- Raw data -
━━━━━━

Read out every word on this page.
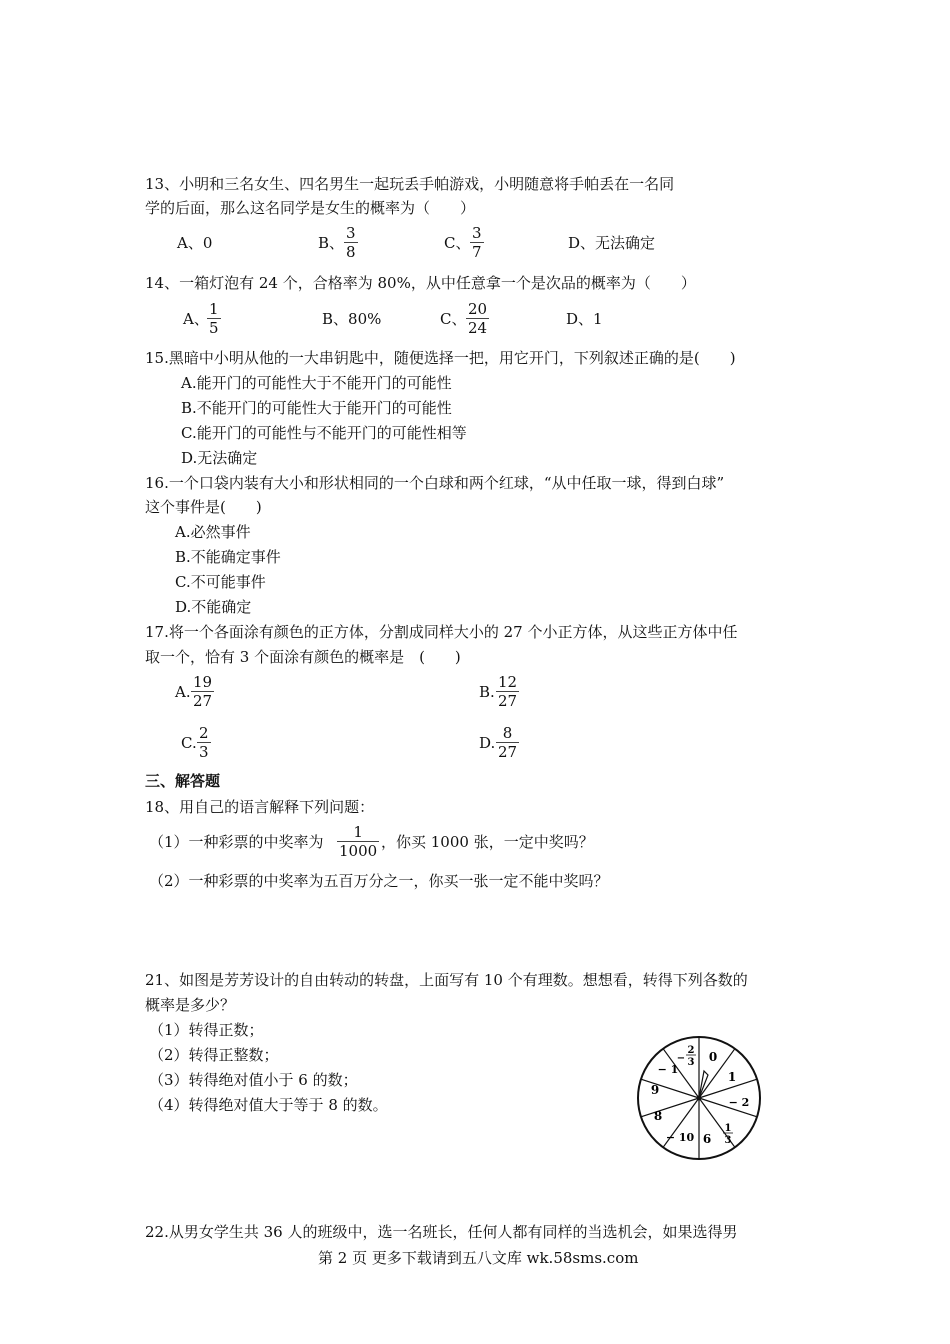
13、小明和三名女生、四名男生一起玩丢手帕游戏，小明随意将手帕丢在一名同
学的后面，那么这名同学是女生的概率为（　　）
A、0	B、 $\frac{3}{8}$	C、 $\frac{3}{7}$	D、无法确定
14、一箱灯泡有 24 个，合格率为 80%，从中任意拿一个是次品的概率为（　　）
A、
$\frac{1}{5}$	B、80%	C、 $\frac{20}{24}$	D、1
15.黑暗中小明从他的一大串钥匙中，随便选择一把，用它开门，下列叙述正确的是(　　)
A.能开门的可能性大于不能开门的可能性
B.不能开门的可能性大于能开门的可能性
C.能开门的可能性与不能开门的可能性相等
D.无法确定
16.一个口袋内装有大小和形状相同的一个白球和两个红球，“从中任取一球，得到白球”
这个事件是(　　)
A.必然事件
B.不能确定事件
C.不可能事件
D.不能确定
17.将一个各面涂有颜色的正方体，分割成同样大小的 27 个小正方体，从这些正方体中任
取一个，恰有 3 个面涂有颜色的概率是　(　　)
A. $\frac{19}{27}$	B. $\frac{12}{27}$
C. $\frac{2}{3}$	D. $\frac{8}{27}$
三、解答题
18、用自己的语言解释下列问题：
（1）一种彩票的中奖率为 $\frac{1}{1000}$ ，你买 1000 张，一定中奖吗？
（2）一种彩票的中奖率为五百万分之一，你买一张一定不能中奖吗？
21、如图是芳芳设计的自由转动的转盘，上面写有 10 个有理数。想想看，转得下列各数的
概率是多少？
（1）转得正数；
（2）转得正整数；
（3）转得绝对值小于 6 的数；
（4）转得绝对值大于等于 8 的数。
0
1
− 2
1
3
6
− 10
8
9
− 1
−
2
3
22.从男女学生共 36 人的班级中，选一名班长，任何人都有同样的当选机会，如果选得男
第 2 页 更多下载请到五八文库 wk.58sms.com
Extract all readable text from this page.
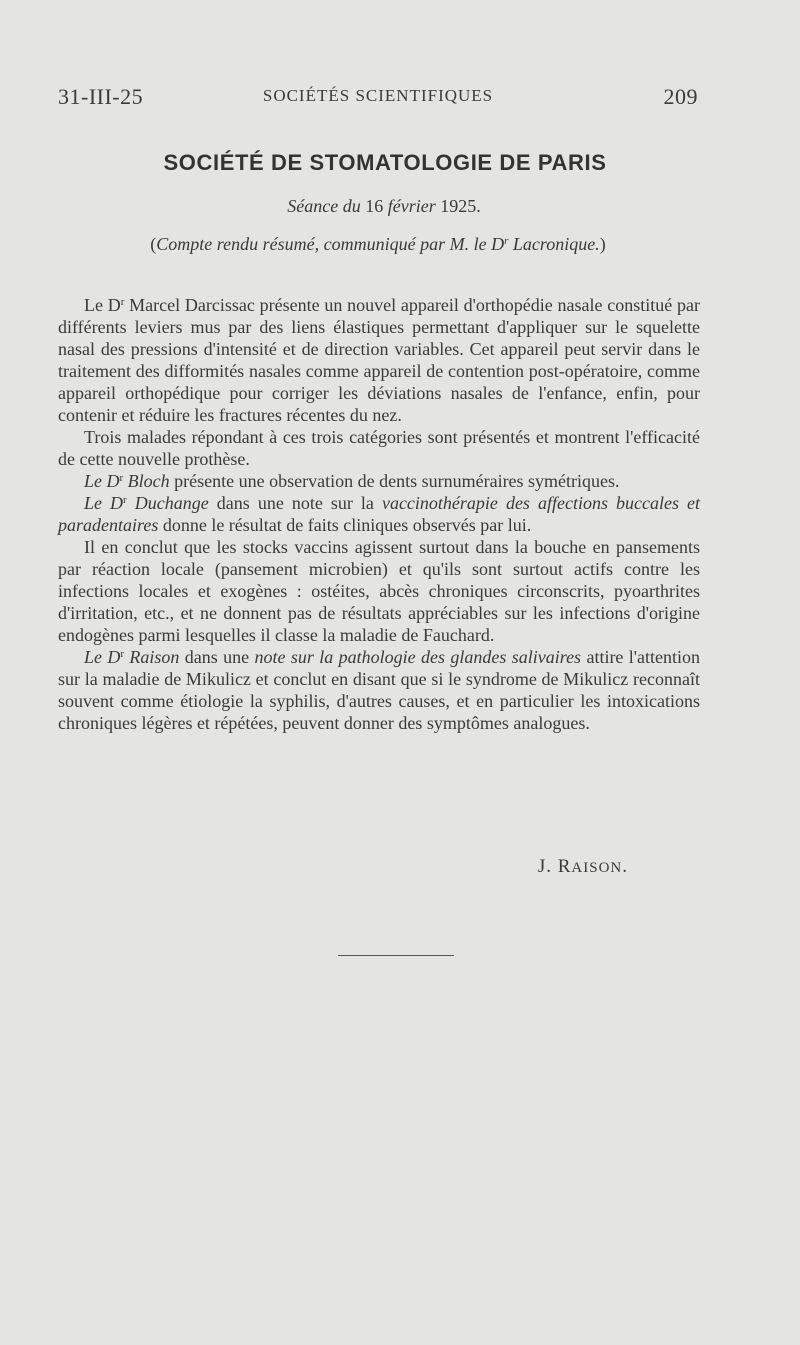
31-III-25	SOCIÉTÉS SCIENTIFIQUES	209
SOCIÉTÉ DE STOMATOLOGIE DE PARIS
Séance du 16 février 1925.
(Compte rendu résumé, communiqué par M. le $D^r$ Lacronique.)

Le $D^r$ Marcel Darcissac présente un nouvel appareil d'orthopédie nasale constitué par différents leviers mus par des liens élastiques permettant d'appliquer sur le squelette nasal des pressions d'intensité et de direction variables. Cet appareil peut servir dans le traitement des difformités nasales comme appareil de contention post-opératoire, comme appareil orthopédique pour corriger les déviations nasales de l'enfance, enfin, pour contenir et réduire les fractures récentes du nez.

Trois malades répondant à ces trois catégories sont présentés et montrent l'efficacité de cette nouvelle prothèse.

Le $D^r$ Bloch présente une observation de dents surnuméraires symétriques.

Le $D^r$ Duchange dans une note sur la vaccinothérapie des affections buccales et paradentaires donne le résultat de faits cliniques observés par lui.

Il en conclut que les stocks vaccins agissent surtout dans la bouche en pansements par réaction locale (pansement microbien) et qu'ils sont surtout actifs contre les infections locales et exogènes : ostéites, abcès chroniques circonscrits, pyoarthrites d'irritation, etc., et ne donnent pas de résultats appréciables sur les infections d'origine endogènes parmi lesquelles il classe la maladie de Fauchard.

Le $D^r$ Raison dans une note sur la pathologie des glandes salivaires attire l'attention sur la maladie de Mikulicz et conclut en disant que si le syndrome de Mikulicz reconnaît souvent comme étiologie la syphilis, d'autres causes, et en particulier les intoxications chroniques légères et répétées, peuvent donner des symptômes analogues.

J. RAISON.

━━━━━━

- Your task -
Reproduce the full listing faithfully, but do not carry over any pictures.

- The response -
Read out every word on this page.
13、小明和三名女生、四名男生一起玩丢手帕游戏，小明随意将手帕丢在一名同
学的后面，那么这名同学是女生的概率为（　　）
A、0	B、 $\frac{3}{8}$	C、 $\frac{3}{7}$	D、无法确定
14、一箱灯泡有 24 个，合格率为 80%，从中任意拿一个是次品的概率为（　　）
A、
$\frac{1}{5}$	B、80%	C、 $\frac{20}{24}$	D、1
15.黑暗中小明从他的一大串钥匙中，随便选择一把，用它开门，下列叙述正确的是(　　)
A.能开门的可能性大于不能开门的可能性
B.不能开门的可能性大于能开门的可能性
C.能开门的可能性与不能开门的可能性相等
D.无法确定
16.一个口袋内装有大小和形状相同的一个白球和两个红球，“从中任取一球，得到白球”
这个事件是(　　)
A.必然事件
B.不能确定事件
C.不可能事件
D.不能确定
17.将一个各面涂有颜色的正方体，分割成同样大小的 27 个小正方体，从这些正方体中任
取一个，恰有 3 个面涂有颜色的概率是　(　　)
A. $\frac{19}{27}$	B. $\frac{12}{27}$
C. $\frac{2}{3}$	D. $\frac{8}{27}$
三、解答题
18、用自己的语言解释下列问题：
（1）一种彩票的中奖率为 $\frac{1}{1000}$ ，你买 1000 张，一定中奖吗？
（2）一种彩票的中奖率为五百万分之一，你买一张一定不能中奖吗？
21、如图是芳芳设计的自由转动的转盘，上面写有 10 个有理数。想想看，转得下列各数的
概率是多少？
（1）转得正数；
（2）转得正整数；
（3）转得绝对值小于 6 的数；
（4）转得绝对值大于等于 8 的数。
0
1
− 2
1
3
6
− 10
8
9
− 1
−
2
3
22.从男女学生共 36 人的班级中，选一名班长，任何人都有同样的当选机会，如果选得男
第 2 页 更多下载请到五八文库 wk.58sms.com
Extract all readable text from this page.
31-III-25	SOCIÉTÉS SCIENTIFIQUES	209
SOCIÉTÉ DE STOMATOLOGIE DE PARIS
Séance du 16 février 1925.
(Compte rendu résumé, communiqué par M. le $D^r$ Lacronique.)

Le $D^r$ Marcel Darcissac présente un nouvel appareil d'orthopédie nasale constitué par différents leviers mus par des liens élastiques permettant d'appliquer sur le squelette nasal des pressions d'intensité et de direction variables. Cet appareil peut servir dans le traitement des difformités nasales comme appareil de contention post-opératoire, comme appareil orthopédique pour corriger les déviations nasales de l'enfance, enfin, pour contenir et réduire les fractures récentes du nez.

Trois malades répondant à ces trois catégories sont présentés et montrent l'efficacité de cette nouvelle prothèse.

Le $D^r$ Bloch présente une observation de dents surnuméraires symétriques.

Le $D^r$ Duchange dans une note sur la vaccinothérapie des affections buccales et paradentaires donne le résultat de faits cliniques observés par lui.

Il en conclut que les stocks vaccins agissent surtout dans la bouche en pansements par réaction locale (pansement microbien) et qu'ils sont surtout actifs contre les infections locales et exogènes : ostéites, abcès chroniques circonscrits, pyoarthrites d'irritation, etc., et ne donnent pas de résultats appréciables sur les infections d'origine endogènes parmi lesquelles il classe la maladie de Fauchard.

Le $D^r$ Raison dans une note sur la pathologie des glandes salivaires attire l'attention sur la maladie de Mikulicz et conclut en disant que si le syndrome de Mikulicz reconnaît souvent comme étiologie la syphilis, d'autres causes, et en particulier les intoxications chroniques légères et répétées, peuvent donner des symptômes analogues.

J. RAISON.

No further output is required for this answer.